-- EJERCICIO PROPUESTO 1 --
Reescriba el tramo del listado que comienza con la línea que contiene "259, 470, 275]" y termina con la que contiene "450, 717, 465]", ambas incluidas. Sustituya "Feb12" por "Mar15", deje todo lo demás intacto y entregue solo esas líneas.

*-*-*

René Martínez Pineda

Director Escuela de Ciencias Sociales, UES

Quien dice hace muchos años, dice que no se acuerda de cuántos son, pero que han sido muchos. Si se fijan, eso es el universo: un tiempo donde el almanaque no tiene valor; un espacio lleno de recuerdos sin fecha y coordenadas sin dirección… un tiempo-espacio atiborrado de sombras y gestos codificados por la nostalgia. Hace frío más allá de la puerta, y el aire es un denso manto salpicado de vidrios irregulares sedientos de brazos. Allá, en el fondo de la calle, está una casa que la distancia pone gris. Hay gente dentro: es una familia, ¡debe ser una familia a juzgar por la intimidad de las voces! En el centro del comedor una candela retorcida ilumina la plática y los rostros. Su llama grácil crece y se enrosca a oleadas, como mujer en pleno orgasmo clandestino, para ahuyentar el frío que, como peste medieval, se cuela por debajo de la puerta. A sus espaldas se oye cómo el clamor de la olla de barro trata de engordar la carnosidad del viejo y enfermo pollo que, por bondad, hará las veces de pavo navideño, ese fue el pacto que se hizo con él en el mercado. Un olor sabroso y dócil lo inunda todo a pesar de los tomates podridos y la basura acumulada que cohabitan en diez metros cuadrados que el hacinamiento estrecha a dos.

*-*-*

-- EJERCICIO PROPUESTO 2 --
Responda con base en el fragmento:
(a) ¿Qué ilumina la plática y los rostros en el centro del comedor?
(b) ¿Qué hará las veces de pavo navideño?
(c) ¿A cuántos metros cuadrados estrecha el hacinamiento los diez metros cuadrados?

Entradas de anotación espacial:
*-*-*

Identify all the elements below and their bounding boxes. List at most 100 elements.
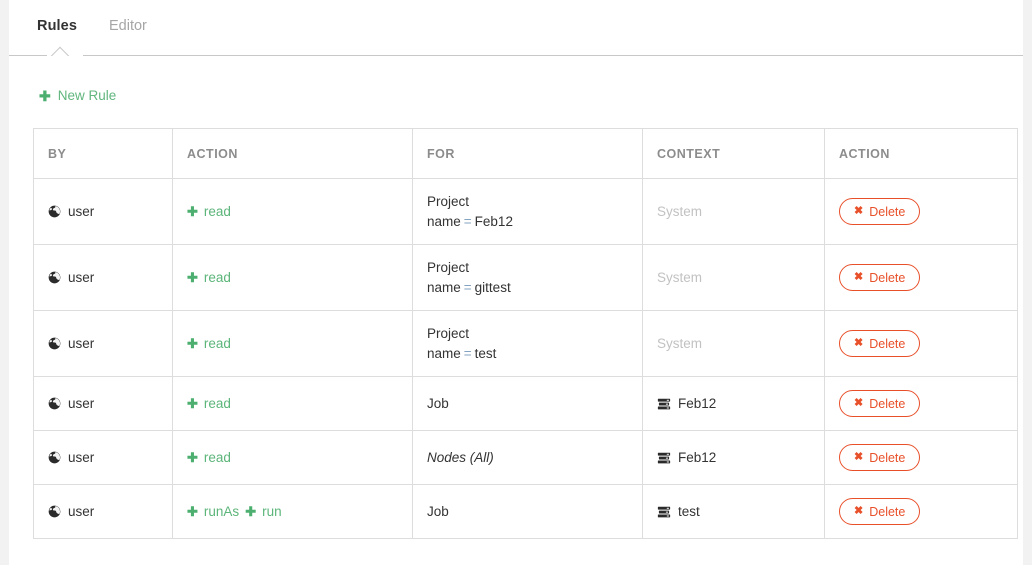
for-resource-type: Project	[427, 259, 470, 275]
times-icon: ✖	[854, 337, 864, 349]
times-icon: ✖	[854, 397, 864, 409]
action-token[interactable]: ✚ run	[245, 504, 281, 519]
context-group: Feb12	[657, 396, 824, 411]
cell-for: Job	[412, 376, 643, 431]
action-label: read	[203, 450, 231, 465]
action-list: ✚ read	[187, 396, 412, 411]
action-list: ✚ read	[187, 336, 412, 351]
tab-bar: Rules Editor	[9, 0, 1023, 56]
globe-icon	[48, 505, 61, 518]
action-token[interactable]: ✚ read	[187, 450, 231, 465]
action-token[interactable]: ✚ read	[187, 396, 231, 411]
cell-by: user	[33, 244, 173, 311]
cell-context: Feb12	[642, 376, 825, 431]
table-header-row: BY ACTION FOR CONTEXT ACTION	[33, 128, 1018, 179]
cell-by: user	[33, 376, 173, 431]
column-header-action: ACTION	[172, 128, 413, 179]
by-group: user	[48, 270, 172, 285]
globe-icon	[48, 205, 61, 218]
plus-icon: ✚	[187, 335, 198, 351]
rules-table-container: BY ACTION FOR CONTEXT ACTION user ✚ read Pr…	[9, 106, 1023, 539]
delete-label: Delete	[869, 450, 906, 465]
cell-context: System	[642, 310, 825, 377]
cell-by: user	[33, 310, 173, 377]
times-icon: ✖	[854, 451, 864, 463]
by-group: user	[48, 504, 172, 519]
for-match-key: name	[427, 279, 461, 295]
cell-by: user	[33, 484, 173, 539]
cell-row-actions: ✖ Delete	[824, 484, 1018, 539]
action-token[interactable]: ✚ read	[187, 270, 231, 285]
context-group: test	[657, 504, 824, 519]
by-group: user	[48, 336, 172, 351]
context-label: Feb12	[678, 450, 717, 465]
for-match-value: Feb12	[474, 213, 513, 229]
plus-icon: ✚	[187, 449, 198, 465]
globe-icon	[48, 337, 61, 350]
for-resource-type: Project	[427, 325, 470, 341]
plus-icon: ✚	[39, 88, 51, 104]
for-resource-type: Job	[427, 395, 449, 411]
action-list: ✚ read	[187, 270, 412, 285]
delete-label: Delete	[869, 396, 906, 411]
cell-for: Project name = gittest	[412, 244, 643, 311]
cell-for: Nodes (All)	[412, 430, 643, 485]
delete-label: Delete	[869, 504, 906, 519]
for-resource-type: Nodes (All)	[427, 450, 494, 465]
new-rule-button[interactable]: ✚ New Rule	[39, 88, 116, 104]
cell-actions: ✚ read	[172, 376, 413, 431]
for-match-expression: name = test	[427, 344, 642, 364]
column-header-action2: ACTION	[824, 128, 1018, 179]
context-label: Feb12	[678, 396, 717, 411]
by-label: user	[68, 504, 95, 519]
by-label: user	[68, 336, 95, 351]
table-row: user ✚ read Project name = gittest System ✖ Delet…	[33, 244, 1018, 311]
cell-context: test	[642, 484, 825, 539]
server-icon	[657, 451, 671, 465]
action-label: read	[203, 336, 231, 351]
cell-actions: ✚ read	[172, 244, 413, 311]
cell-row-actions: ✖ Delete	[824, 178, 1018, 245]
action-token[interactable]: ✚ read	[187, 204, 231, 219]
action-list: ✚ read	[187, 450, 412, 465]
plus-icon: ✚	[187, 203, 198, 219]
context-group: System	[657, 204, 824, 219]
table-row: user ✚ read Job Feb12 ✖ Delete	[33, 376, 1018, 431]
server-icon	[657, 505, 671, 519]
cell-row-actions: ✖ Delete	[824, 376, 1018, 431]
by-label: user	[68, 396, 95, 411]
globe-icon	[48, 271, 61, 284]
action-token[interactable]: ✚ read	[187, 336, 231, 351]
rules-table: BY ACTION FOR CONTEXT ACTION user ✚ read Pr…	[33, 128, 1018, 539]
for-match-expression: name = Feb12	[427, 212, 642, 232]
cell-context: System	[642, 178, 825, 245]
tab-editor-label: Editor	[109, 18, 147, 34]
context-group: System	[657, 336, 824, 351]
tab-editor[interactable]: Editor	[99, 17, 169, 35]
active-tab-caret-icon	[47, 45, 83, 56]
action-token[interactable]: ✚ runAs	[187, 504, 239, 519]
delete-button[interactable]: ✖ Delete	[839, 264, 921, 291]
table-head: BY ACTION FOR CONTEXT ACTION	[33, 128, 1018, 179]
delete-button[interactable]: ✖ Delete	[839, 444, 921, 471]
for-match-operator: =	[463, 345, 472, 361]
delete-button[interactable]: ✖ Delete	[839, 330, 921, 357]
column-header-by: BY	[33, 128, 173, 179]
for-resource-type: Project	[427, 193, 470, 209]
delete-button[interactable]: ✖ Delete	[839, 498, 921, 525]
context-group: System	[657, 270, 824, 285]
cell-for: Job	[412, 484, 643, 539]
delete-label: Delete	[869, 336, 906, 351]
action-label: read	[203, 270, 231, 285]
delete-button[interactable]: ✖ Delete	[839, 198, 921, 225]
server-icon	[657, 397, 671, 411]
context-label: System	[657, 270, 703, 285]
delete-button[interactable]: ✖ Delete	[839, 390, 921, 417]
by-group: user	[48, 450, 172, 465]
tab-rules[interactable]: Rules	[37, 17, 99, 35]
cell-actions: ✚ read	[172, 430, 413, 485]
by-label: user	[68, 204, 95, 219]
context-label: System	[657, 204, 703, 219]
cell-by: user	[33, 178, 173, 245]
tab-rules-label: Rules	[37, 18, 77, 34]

*-*-*

-- SOLUCIÓN COMPLETA 1 --
for-resource-type: Project	[427, 259, 470, 275]
times-icon: ✖	[854, 337, 864, 349]
times-icon: ✖	[854, 397, 864, 409]
action-token[interactable]: ✚ run	[245, 504, 281, 519]
context-group: Mar15	[657, 396, 824, 411]
cell-for: Job	[412, 376, 643, 431]
action-label: read	[203, 450, 231, 465]
action-list: ✚ read	[187, 396, 412, 411]
action-list: ✚ read	[187, 336, 412, 351]
tab-bar: Rules Editor	[9, 0, 1023, 56]
globe-icon	[48, 505, 61, 518]
action-token[interactable]: ✚ read	[187, 450, 231, 465]
action-token[interactable]: ✚ read	[187, 396, 231, 411]
cell-by: user	[33, 244, 173, 311]
cell-context: Mar15	[642, 376, 825, 431]
table-header-row: BY ACTION FOR CONTEXT ACTION	[33, 128, 1018, 179]
cell-by: user	[33, 376, 173, 431]
column-header-action: ACTION	[172, 128, 413, 179]
by-group: user	[48, 270, 172, 285]
globe-icon	[48, 205, 61, 218]
plus-icon: ✚	[187, 335, 198, 351]
rules-table-container: BY ACTION FOR CONTEXT ACTION user ✚ read Pr…	[9, 106, 1023, 539]
delete-label: Delete	[869, 450, 906, 465]
cell-context: System	[642, 310, 825, 377]
cell-by: user	[33, 310, 173, 377]
times-icon: ✖	[854, 451, 864, 463]
by-group: user	[48, 504, 172, 519]
for-match-key: name	[427, 279, 461, 295]
cell-by: user	[33, 484, 173, 539]
cell-row-actions: ✖ Delete	[824, 484, 1018, 539]
action-token[interactable]: ✚ read	[187, 270, 231, 285]
context-group: test	[657, 504, 824, 519]
by-group: user	[48, 336, 172, 351]
context-label: Mar15	[678, 450, 717, 465]

-- SOLUCIÓN COMPLETA 2 --
(a) Una candela retorcida.
(b) El viejo y enfermo pollo.
(c) A dos.